* **Supplied text**:
How do I convert a json file to a python class?

Question:

Consider this json file named h.json I want to convert this into a python dataclass.

{
    "acc1":{
        "email":"[email protected]",
        "password":"acc1",
        "name":"ACC1",
        "salary":1
    },
    "acc2":{
        "email":"[email protected]",
        "password":"acc2",
        "name":"ACC2",
        "salary":2
    }

}

I could use an alternative constructor for getting each account, for example:

import json
from dataclasses import dataclass

@dataclass
class Account(object):
    email:str
    password:str
    name:str
    salary:int
    
    @classmethod
    def from_json(cls, json_key):
        file = json.load(open("h.json"))
        return cls(**file[json_key])

but this is limited to what arguments (email, name, etc.) were defined in the dataclass.

What if I were to modify the json to include another thing, say age?
The script would end up returning a TypeError, specifically TypeError: __init__() got an unexpected keyword argument 'age'.

Is there a way to dynamically adjust the class attributes based on the keys of the dict (json object), so that I don’t have to add attributes each time I add a new key to the json?

Asked By: Kanishk

||

Answers:

For a flat (not nested dataclass) the code below does the job.
If you need to handle nested dataclasses you should use a framework like dacite.
Note 1 that loading the data from the json file should not be part of your class logic.

Note 2 If your json can contain anything – you can not map it to a dataclass and you should have to work with a dict

from dataclasses import dataclass
from typing import List

data = {
    "acc1":{
        "email":"[email protected]",
        "password":"acc1",
        "name":"ACC1",
        "salary":1
    },
    "acc2":{
        "email":"[email protected]",
        "password":"acc2",
        "name":"ACC2",
        "salary":2
    }

}



@dataclass
class Account:
    email:str
    password:str
    name:str
    salary:int

accounts: List[Account] = [Account(**x) for x in data.values()]
print(accounts)

* **The tasks**:
1 - Give again the stretch from "What if I were" through "framework like dacite." of the JSON-to-dataclass thread.
2 - Answer these from the JSON-to-dataclass thread:
(a) What is the JSON file in the question named?
(b) What specific error does the asker expect if an "age" key is added to the JSON?
(c) Which framework does the answer recommend for nested dataclasses?
3 - Rewrite the paragraph of the JSON-to-dataclass thread that begins "For a flat (not nested dataclass)" as a short bulleted list, keeping its main points.

* **Records**:
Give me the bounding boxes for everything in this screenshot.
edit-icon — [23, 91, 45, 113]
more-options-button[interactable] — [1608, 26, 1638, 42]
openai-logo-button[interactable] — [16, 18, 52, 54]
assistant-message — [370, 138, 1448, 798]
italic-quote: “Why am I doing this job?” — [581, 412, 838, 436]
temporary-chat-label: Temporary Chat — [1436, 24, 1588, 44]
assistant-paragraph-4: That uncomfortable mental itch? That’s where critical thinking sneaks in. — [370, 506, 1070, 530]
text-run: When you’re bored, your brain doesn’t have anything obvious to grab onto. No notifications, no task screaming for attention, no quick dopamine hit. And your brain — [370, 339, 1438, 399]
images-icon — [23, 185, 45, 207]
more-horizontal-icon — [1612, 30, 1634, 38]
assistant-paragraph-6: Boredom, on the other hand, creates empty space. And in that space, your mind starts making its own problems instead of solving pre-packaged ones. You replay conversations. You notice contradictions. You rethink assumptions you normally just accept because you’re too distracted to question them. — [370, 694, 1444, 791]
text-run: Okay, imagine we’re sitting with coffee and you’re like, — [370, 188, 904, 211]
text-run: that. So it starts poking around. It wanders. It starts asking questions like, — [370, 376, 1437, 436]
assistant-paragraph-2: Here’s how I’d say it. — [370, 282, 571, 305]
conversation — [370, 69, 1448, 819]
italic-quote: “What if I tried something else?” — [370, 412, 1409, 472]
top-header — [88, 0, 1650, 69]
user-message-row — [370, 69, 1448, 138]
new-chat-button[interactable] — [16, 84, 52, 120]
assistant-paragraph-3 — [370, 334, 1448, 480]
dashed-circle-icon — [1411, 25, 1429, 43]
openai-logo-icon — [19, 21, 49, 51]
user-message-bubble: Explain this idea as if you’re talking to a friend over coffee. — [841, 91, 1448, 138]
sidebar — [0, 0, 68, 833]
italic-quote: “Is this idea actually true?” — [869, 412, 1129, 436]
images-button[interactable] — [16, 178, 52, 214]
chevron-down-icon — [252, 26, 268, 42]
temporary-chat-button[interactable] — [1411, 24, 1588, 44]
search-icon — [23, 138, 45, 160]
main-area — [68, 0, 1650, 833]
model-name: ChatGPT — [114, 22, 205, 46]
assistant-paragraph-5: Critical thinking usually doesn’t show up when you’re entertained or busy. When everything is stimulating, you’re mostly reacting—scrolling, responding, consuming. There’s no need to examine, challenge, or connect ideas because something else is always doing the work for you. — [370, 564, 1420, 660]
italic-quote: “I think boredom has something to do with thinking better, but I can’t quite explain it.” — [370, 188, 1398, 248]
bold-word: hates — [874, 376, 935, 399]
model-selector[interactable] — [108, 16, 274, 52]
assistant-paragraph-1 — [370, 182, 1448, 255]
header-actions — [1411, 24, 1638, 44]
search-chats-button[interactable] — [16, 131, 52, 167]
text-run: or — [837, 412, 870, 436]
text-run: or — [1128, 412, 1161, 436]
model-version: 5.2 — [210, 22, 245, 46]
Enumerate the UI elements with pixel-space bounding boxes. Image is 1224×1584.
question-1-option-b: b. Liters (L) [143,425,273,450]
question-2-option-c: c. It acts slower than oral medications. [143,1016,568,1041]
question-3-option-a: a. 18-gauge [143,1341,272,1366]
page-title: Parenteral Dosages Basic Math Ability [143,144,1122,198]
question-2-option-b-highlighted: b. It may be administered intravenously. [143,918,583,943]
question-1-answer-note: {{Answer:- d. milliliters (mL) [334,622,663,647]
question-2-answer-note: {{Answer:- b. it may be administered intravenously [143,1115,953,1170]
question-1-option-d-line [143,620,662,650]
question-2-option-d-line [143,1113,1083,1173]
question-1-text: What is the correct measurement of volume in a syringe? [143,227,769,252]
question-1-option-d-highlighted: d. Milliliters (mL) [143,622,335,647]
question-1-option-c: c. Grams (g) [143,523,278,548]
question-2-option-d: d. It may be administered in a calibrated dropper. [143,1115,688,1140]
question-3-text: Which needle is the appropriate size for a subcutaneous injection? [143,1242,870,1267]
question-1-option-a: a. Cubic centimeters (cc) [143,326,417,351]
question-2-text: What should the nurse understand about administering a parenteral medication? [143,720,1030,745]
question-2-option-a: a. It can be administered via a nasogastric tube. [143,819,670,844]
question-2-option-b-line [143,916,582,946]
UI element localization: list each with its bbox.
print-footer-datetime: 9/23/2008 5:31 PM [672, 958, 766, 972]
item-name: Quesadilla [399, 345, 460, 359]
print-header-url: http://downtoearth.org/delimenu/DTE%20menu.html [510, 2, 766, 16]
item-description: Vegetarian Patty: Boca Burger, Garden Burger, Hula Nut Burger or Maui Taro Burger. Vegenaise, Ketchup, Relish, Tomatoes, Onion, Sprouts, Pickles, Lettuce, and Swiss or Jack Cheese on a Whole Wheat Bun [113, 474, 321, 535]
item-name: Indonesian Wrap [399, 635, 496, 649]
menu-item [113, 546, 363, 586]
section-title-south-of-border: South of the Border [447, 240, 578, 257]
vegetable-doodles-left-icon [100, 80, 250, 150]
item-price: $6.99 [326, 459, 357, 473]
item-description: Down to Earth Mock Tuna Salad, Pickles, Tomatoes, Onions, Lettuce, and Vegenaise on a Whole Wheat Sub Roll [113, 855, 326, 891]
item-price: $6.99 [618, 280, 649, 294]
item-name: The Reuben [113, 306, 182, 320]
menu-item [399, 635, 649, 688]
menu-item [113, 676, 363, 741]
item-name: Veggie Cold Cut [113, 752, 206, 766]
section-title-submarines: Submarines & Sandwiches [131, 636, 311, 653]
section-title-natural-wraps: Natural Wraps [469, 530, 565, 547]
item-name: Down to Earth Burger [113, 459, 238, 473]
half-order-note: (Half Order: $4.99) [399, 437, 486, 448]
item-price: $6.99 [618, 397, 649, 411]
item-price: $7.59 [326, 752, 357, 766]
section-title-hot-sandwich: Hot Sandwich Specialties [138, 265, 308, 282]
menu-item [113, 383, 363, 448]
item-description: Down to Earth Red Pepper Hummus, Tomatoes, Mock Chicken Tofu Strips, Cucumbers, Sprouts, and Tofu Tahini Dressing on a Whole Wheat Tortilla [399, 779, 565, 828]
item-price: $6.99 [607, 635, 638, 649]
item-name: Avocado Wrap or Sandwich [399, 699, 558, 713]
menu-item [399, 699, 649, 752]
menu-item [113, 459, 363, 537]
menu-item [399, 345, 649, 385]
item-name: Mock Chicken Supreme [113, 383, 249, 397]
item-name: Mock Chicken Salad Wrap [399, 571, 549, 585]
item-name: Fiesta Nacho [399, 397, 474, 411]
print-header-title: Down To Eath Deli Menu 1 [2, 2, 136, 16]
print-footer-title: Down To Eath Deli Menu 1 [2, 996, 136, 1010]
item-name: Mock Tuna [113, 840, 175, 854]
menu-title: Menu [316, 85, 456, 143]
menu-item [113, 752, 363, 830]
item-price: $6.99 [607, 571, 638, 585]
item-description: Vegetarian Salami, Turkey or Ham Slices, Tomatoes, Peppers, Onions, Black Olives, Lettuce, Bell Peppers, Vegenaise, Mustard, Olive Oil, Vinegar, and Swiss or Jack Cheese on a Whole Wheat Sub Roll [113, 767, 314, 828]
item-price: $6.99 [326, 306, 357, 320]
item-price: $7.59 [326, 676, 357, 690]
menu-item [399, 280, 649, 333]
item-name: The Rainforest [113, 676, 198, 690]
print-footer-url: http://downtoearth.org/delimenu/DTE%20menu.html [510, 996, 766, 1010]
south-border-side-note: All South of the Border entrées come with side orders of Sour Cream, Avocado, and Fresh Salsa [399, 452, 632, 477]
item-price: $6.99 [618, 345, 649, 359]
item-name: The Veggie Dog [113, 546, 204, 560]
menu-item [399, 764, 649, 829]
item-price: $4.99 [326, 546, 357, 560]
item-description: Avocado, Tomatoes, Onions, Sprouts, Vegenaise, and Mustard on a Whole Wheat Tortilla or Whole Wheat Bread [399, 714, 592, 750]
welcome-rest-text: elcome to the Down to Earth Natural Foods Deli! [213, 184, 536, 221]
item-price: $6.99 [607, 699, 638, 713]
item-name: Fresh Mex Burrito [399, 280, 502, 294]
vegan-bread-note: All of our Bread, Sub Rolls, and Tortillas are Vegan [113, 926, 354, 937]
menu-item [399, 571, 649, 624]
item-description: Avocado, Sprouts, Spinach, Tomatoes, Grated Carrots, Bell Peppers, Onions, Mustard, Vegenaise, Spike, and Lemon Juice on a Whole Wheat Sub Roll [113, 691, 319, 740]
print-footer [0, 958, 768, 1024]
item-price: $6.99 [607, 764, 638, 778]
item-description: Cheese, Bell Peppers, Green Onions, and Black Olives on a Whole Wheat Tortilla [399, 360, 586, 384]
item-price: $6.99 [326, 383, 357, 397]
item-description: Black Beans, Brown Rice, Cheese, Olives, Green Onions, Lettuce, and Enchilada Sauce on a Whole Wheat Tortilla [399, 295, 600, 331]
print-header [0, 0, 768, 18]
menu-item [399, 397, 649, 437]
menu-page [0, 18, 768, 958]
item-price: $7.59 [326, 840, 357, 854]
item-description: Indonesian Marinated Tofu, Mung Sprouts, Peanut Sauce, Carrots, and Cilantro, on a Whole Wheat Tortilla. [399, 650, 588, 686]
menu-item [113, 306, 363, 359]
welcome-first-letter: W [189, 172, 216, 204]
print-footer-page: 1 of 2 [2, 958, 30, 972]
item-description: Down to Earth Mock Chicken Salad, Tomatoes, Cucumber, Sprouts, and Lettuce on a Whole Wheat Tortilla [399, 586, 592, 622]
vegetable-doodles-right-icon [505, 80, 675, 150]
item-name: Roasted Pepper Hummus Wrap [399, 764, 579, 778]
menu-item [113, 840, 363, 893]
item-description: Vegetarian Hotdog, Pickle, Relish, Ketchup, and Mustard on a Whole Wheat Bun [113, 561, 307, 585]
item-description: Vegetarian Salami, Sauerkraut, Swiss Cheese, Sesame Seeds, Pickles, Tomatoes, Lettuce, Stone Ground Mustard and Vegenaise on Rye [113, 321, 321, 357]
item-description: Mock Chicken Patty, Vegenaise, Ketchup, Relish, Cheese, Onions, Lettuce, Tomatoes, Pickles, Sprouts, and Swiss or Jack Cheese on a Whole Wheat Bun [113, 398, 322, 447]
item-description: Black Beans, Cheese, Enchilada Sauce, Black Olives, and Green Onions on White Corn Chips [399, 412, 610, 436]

* **Set of answers**:
1 -
What if I were to modify the json to include another thing, say age?
The script would end up returning a TypeError, specifically TypeError: __init__() got an unexpected keyword argument 'age'.

Is there a way to dynamically adjust the class attributes based on the keys of the dict (json object), so that I don’t have to add attributes each time I add a new key to the json?

Asked By: Kanishk

||

Answers:

For a flat (not nested dataclass) the code below does the job.
If you need to handle nested dataclasses you should use a framework like dacite.

2 -
(a) h.json
(b) TypeError: __init__() got an unexpected keyword argument 'age'
(c) dacite

3 -
- Flat (not nested) dataclass: the code given does the job.
- Nested dataclasses: use a framework such as dacite.
- Loading the data from the JSON file should not be part of the class logic.